TASK DIRECTIONS:
Exactly reproduce each entry, leaving out nothing.

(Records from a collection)
=-=-=-=-=
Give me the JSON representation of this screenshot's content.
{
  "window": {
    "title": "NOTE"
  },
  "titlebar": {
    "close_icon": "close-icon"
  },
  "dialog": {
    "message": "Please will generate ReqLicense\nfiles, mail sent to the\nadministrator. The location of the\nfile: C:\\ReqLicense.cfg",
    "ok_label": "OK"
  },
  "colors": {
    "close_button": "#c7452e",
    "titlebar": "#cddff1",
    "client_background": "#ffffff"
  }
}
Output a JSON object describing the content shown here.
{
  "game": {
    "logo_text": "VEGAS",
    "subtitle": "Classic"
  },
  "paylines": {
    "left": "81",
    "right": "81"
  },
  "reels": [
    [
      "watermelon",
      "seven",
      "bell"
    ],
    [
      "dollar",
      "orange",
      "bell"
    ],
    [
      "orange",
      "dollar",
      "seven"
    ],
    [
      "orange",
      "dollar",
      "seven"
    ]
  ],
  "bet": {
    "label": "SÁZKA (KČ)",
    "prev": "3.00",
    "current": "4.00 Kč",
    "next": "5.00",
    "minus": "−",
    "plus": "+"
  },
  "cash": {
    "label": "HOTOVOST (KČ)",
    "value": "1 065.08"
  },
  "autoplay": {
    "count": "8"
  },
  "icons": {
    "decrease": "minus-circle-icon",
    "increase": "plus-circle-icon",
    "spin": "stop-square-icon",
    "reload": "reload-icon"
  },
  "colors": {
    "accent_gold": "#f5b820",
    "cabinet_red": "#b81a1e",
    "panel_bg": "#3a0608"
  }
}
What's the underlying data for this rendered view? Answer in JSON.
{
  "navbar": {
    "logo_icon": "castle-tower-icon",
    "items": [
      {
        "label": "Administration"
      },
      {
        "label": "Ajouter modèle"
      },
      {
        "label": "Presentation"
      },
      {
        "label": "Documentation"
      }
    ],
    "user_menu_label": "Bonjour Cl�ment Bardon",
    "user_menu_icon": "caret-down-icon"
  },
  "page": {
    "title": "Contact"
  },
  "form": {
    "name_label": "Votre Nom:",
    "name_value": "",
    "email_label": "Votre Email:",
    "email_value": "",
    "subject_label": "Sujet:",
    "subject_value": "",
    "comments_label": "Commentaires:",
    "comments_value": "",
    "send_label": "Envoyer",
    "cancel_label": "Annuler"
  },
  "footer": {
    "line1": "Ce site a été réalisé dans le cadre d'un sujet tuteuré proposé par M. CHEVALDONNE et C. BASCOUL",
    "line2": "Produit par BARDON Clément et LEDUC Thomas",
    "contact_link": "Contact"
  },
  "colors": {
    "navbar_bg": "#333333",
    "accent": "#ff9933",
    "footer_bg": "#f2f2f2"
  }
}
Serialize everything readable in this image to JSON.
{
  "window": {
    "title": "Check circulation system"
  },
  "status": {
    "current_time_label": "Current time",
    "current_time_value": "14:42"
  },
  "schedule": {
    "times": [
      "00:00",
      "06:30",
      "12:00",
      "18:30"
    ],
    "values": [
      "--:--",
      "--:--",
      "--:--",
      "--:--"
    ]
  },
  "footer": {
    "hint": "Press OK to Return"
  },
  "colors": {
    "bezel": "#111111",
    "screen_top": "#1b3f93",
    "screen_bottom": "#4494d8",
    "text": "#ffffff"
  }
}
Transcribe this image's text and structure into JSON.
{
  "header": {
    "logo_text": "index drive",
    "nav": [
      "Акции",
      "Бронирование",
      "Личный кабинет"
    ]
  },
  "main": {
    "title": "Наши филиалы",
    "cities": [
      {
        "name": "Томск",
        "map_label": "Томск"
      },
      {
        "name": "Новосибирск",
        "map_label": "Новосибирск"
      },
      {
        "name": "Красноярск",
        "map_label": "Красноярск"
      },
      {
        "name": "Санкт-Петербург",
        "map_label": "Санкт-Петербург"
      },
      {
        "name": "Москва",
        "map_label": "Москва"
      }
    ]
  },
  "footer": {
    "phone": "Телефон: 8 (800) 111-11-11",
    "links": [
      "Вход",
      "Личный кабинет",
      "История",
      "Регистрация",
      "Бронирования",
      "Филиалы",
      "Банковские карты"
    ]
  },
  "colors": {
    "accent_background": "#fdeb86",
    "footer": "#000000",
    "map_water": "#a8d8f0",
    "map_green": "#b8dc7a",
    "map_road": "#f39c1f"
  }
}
=-=-=-=-=
RESULT OF THE TASK:
Give me the JSON representation of this screenshot's content.
{
  "window": {
    "title": "NOTE"
  },
  "titlebar": {
    "close_icon": "close-icon"
  },
  "dialog": {
    "message": "Please will generate ReqLicense\nfiles, mail sent to the\nadministrator. The location of the\nfile: C:\\ReqLicense.cfg",
    "ok_label": "OK"
  },
  "colors": {
    "close_button": "#c7452e",
    "titlebar": "#cddff1",
    "client_background": "#ffffff"
  }
}
Output a JSON object describing the content shown here.
{
  "game": {
    "logo_text": "VEGAS",
    "subtitle": "Classic"
  },
  "paylines": {
    "left": "81",
    "right": "81"
  },
  "reels": [
    [
      "watermelon",
      "seven",
      "bell"
    ],
    [
      "dollar",
      "orange",
      "bell"
    ],
    [
      "orange",
      "dollar",
      "seven"
    ],
    [
      "orange",
      "dollar",
      "seven"
    ]
  ],
  "bet": {
    "label": "SÁZKA (KČ)",
    "prev": "3.00",
    "current": "4.00 Kč",
    "next": "5.00",
    "minus": "−",
    "plus": "+"
  },
  "cash": {
    "label": "HOTOVOST (KČ)",
    "value": "1 065.08"
  },
  "autoplay": {
    "count": "8"
  },
  "icons": {
    "decrease": "minus-circle-icon",
    "increase": "plus-circle-icon",
    "spin": "stop-square-icon",
    "reload": "reload-icon"
  },
  "colors": {
    "accent_gold": "#f5b820",
    "cabinet_red": "#b81a1e",
    "panel_bg": "#3a0608"
  }
}
What's the underlying data for this rendered view? Answer in JSON.
{
  "navbar": {
    "logo_icon": "castle-tower-icon",
    "items": [
      {
        "label": "Administration"
      },
      {
        "label": "Ajouter modèle"
      },
      {
        "label": "Presentation"
      },
      {
        "label": "Documentation"
      }
    ],
    "user_menu_label": "Bonjour Cl�ment Bardon",
    "user_menu_icon": "caret-down-icon"
  },
  "page": {
    "title": "Contact"
  },
  "form": {
    "name_label": "Votre Nom:",
    "name_value": "",
    "email_label": "Votre Email:",
    "email_value": "",
    "subject_label": "Sujet:",
    "subject_value": "",
    "comments_label": "Commentaires:",
    "comments_value": "",
    "send_label": "Envoyer",
    "cancel_label": "Annuler"
  },
  "footer": {
    "line1": "Ce site a été réalisé dans le cadre d'un sujet tuteuré proposé par M. CHEVALDONNE et C. BASCOUL",
    "line2": "Produit par BARDON Clément et LEDUC Thomas",
    "contact_link": "Contact"
  },
  "colors": {
    "navbar_bg": "#333333",
    "accent": "#ff9933",
    "footer_bg": "#f2f2f2"
  }
}
Serialize everything readable in this image to JSON.
{
  "window": {
    "title": "Check circulation system"
  },
  "status": {
    "current_time_label": "Current time",
    "current_time_value": "14:42"
  },
  "schedule": {
    "times": [
      "00:00",
      "06:30",
      "12:00",
      "18:30"
    ],
    "values": [
      "--:--",
      "--:--",
      "--:--",
      "--:--"
    ]
  },
  "footer": {
    "hint": "Press OK to Return"
  },
  "colors": {
    "bezel": "#111111",
    "screen_top": "#1b3f93",
    "screen_bottom": "#4494d8",
    "text": "#ffffff"
  }
}
Transcribe this image's text and structure into JSON.
{
  "header": {
    "logo_text": "index drive",
    "nav": [
      "Акции",
      "Бронирование",
      "Личный кабинет"
    ]
  },
  "main": {
    "title": "Наши филиалы",
    "cities": [
      {
        "name": "Томск",
        "map_label": "Томск"
      },
      {
        "name": "Новосибирск",
        "map_label": "Новосибирск"
      },
      {
        "name": "Красноярск",
        "map_label": "Красноярск"
      },
      {
        "name": "Санкт-Петербург",
        "map_label": "Санкт-Петербург"
      },
      {
        "name": "Москва",
        "map_label": "Москва"
      }
    ]
  },
  "footer": {
    "phone": "Телефон: 8 (800) 111-11-11",
    "links": [
      "Вход",
      "Личный кабинет",
      "История",
      "Регистрация",
      "Бронирования",
      "Филиалы",
      "Банковские карты"
    ]
  },
  "colors": {
    "accent_background": "#fdeb86",
    "footer": "#000000",
    "map_water": "#a8d8f0",
    "map_green": "#b8dc7a",
    "map_road": "#f39c1f"
  }
}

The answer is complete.